◆ **Task directions**: Set down each entry from the block beneath, exactly as written.

◆ **Material to process**:
--------------------
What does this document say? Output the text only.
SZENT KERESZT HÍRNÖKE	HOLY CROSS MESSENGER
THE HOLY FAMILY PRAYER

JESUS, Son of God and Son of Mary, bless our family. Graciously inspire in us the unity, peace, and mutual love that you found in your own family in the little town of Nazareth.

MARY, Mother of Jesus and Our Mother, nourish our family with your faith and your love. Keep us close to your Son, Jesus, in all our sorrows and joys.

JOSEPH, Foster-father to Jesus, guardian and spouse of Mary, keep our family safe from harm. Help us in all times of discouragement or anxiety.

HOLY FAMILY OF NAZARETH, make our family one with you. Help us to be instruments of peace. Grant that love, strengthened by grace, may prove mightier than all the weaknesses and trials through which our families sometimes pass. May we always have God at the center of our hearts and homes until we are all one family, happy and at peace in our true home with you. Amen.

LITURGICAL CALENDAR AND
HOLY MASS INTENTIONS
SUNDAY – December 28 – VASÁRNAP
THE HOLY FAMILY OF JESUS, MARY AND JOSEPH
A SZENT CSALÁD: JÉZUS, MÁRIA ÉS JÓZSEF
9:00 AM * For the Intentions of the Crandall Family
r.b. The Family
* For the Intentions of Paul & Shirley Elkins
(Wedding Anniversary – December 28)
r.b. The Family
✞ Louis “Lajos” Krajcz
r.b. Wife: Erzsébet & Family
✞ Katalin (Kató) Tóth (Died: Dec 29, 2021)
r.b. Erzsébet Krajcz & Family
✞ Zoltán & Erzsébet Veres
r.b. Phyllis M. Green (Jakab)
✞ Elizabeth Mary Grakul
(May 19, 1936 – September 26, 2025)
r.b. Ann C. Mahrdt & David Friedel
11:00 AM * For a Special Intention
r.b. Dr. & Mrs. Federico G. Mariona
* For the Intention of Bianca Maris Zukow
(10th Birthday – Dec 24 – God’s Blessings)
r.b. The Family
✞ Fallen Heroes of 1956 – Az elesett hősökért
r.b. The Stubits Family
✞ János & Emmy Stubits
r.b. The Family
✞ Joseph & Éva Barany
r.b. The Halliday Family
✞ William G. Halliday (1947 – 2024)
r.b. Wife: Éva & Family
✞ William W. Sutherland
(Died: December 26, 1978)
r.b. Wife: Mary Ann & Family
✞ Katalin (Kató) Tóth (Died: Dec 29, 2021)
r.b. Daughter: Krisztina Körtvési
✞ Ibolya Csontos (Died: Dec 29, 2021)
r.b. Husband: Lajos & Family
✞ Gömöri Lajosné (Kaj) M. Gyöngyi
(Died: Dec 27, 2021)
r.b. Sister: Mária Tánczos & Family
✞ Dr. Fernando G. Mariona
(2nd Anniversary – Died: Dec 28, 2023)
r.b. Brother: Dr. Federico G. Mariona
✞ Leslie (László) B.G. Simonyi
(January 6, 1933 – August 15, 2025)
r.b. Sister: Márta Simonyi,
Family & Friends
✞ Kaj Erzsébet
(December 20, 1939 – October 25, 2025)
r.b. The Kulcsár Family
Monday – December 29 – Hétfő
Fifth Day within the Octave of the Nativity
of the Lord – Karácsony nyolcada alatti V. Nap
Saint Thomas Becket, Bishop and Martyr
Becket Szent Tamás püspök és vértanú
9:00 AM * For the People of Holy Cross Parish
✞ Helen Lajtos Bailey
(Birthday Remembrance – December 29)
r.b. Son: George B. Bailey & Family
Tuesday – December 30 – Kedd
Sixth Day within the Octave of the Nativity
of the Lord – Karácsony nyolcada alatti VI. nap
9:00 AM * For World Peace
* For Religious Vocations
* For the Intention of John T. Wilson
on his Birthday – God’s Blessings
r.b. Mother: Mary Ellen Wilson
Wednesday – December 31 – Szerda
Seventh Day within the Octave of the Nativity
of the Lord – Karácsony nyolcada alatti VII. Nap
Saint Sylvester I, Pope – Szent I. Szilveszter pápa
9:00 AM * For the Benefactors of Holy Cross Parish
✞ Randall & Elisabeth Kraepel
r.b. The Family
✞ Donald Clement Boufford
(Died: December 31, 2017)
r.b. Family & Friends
--------------------
◆ **Full output**:
What does this document say? Output the text only.
SZENT KERESZT HÍRNÖKE	HOLY CROSS MESSENGER
THE HOLY FAMILY PRAYER

JESUS, Son of God and Son of Mary, bless our family. Graciously inspire in us the unity, peace, and mutual love that you found in your own family in the little town of Nazareth.

MARY, Mother of Jesus and Our Mother, nourish our family with your faith and your love. Keep us close to your Son, Jesus, in all our sorrows and joys.

JOSEPH, Foster-father to Jesus, guardian and spouse of Mary, keep our family safe from harm. Help us in all times of discouragement or anxiety.

HOLY FAMILY OF NAZARETH, make our family one with you. Help us to be instruments of peace. Grant that love, strengthened by grace, may prove mightier than all the weaknesses and trials through which our families sometimes pass. May we always have God at the center of our hearts and homes until we are all one family, happy and at peace in our true home with you. Amen.

LITURGICAL CALENDAR AND
HOLY MASS INTENTIONS
SUNDAY – December 28 – VASÁRNAP
THE HOLY FAMILY OF JESUS, MARY AND JOSEPH
A SZENT CSALÁD: JÉZUS, MÁRIA ÉS JÓZSEF
9:00 AM * For the Intentions of the Crandall Family
r.b. The Family
* For the Intentions of Paul & Shirley Elkins
(Wedding Anniversary – December 28)
r.b. The Family
✞ Louis “Lajos” Krajcz
r.b. Wife: Erzsébet & Family
✞ Katalin (Kató) Tóth (Died: Dec 29, 2021)
r.b. Erzsébet Krajcz & Family
✞ Zoltán & Erzsébet Veres
r.b. Phyllis M. Green (Jakab)
✞ Elizabeth Mary Grakul
(May 19, 1936 – September 26, 2025)
r.b. Ann C. Mahrdt & David Friedel
11:00 AM * For a Special Intention
r.b. Dr. & Mrs. Federico G. Mariona
* For the Intention of Bianca Maris Zukow
(10th Birthday – Dec 24 – God’s Blessings)
r.b. The Family
✞ Fallen Heroes of 1956 – Az elesett hősökért
r.b. The Stubits Family
✞ János & Emmy Stubits
r.b. The Family
✞ Joseph & Éva Barany
r.b. The Halliday Family
✞ William G. Halliday (1947 – 2024)
r.b. Wife: Éva & Family
✞ William W. Sutherland
(Died: December 26, 1978)
r.b. Wife: Mary Ann & Family
✞ Katalin (Kató) Tóth (Died: Dec 29, 2021)
r.b. Daughter: Krisztina Körtvési
✞ Ibolya Csontos (Died: Dec 29, 2021)
r.b. Husband: Lajos & Family
✞ Gömöri Lajosné (Kaj) M. Gyöngyi
(Died: Dec 27, 2021)
r.b. Sister: Mária Tánczos & Family
✞ Dr. Fernando G. Mariona
(2nd Anniversary – Died: Dec 28, 2023)
r.b. Brother: Dr. Federico G. Mariona
✞ Leslie (László) B.G. Simonyi
(January 6, 1933 – August 15, 2025)
r.b. Sister: Márta Simonyi,
Family & Friends
✞ Kaj Erzsébet
(December 20, 1939 – October 25, 2025)
r.b. The Kulcsár Family
Monday – December 29 – Hétfő
Fifth Day within the Octave of the Nativity
of the Lord – Karácsony nyolcada alatti V. Nap
Saint Thomas Becket, Bishop and Martyr
Becket Szent Tamás püspök és vértanú
9:00 AM * For the People of Holy Cross Parish
✞ Helen Lajtos Bailey
(Birthday Remembrance – December 29)
r.b. Son: George B. Bailey & Family
Tuesday – December 30 – Kedd
Sixth Day within the Octave of the Nativity
of the Lord – Karácsony nyolcada alatti VI. nap
9:00 AM * For World Peace
* For Religious Vocations
* For the Intention of John T. Wilson
on his Birthday – God’s Blessings
r.b. Mother: Mary Ellen Wilson
Wednesday – December 31 – Szerda
Seventh Day within the Octave of the Nativity
of the Lord – Karácsony nyolcada alatti VII. Nap
Saint Sylvester I, Pope – Szent I. Szilveszter pápa
9:00 AM * For the Benefactors of Holy Cross Parish
✞ Randall & Elisabeth Kraepel
r.b. The Family
✞ Donald Clement Boufford
(Died: December 31, 2017)
r.b. Family & Friends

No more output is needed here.